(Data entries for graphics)

>> Begin

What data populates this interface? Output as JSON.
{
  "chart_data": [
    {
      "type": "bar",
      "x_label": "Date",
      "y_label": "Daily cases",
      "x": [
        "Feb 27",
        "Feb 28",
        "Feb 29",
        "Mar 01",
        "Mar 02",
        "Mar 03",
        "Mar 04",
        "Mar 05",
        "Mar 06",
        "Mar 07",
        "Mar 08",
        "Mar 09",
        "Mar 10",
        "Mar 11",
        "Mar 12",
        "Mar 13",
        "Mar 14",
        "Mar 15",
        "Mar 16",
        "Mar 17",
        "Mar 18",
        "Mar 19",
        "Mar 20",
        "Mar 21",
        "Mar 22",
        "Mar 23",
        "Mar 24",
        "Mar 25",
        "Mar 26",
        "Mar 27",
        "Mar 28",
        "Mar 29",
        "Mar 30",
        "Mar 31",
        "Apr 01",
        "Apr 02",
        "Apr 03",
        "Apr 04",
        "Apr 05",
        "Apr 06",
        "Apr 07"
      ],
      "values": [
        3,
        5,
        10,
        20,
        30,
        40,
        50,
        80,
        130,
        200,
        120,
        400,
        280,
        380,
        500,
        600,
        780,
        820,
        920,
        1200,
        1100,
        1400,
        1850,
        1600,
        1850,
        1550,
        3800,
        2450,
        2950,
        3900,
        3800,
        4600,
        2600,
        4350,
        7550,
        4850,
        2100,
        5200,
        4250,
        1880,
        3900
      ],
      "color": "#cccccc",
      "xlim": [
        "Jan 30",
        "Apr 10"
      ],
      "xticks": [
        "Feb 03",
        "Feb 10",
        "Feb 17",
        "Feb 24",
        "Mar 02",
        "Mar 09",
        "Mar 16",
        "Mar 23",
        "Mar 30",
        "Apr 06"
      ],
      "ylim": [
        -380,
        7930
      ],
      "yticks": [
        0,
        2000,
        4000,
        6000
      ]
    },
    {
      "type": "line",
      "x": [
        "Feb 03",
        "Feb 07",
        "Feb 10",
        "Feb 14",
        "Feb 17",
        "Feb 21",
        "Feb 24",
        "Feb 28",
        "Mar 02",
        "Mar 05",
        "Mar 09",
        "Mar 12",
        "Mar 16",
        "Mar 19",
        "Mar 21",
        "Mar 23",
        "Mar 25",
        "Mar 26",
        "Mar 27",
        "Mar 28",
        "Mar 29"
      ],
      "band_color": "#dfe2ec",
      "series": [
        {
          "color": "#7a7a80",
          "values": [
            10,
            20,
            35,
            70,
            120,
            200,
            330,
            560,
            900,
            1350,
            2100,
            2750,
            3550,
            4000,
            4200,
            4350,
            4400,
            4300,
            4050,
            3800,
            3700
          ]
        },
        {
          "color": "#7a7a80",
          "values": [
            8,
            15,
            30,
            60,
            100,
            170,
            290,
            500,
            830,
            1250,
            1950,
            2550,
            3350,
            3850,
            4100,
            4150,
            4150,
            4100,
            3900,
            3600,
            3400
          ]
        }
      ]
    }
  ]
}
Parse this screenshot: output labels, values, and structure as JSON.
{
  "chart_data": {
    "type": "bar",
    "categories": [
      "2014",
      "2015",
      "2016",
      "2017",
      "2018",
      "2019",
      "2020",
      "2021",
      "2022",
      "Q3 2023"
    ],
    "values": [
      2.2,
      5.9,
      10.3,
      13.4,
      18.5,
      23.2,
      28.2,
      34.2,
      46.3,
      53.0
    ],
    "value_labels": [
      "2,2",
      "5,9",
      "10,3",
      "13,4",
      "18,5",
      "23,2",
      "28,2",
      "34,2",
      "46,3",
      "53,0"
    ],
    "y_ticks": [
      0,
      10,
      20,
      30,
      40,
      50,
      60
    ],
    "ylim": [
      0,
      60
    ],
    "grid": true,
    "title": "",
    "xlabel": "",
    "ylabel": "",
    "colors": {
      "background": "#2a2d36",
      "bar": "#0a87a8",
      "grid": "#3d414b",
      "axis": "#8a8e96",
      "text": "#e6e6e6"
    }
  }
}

>> End

## Exercise aim
Every line in the data that holds "JSON" should be copied out.

## Response
What data populates this interface? Output as JSON.
Parse this screenshot: output labels, values, and structure as JSON.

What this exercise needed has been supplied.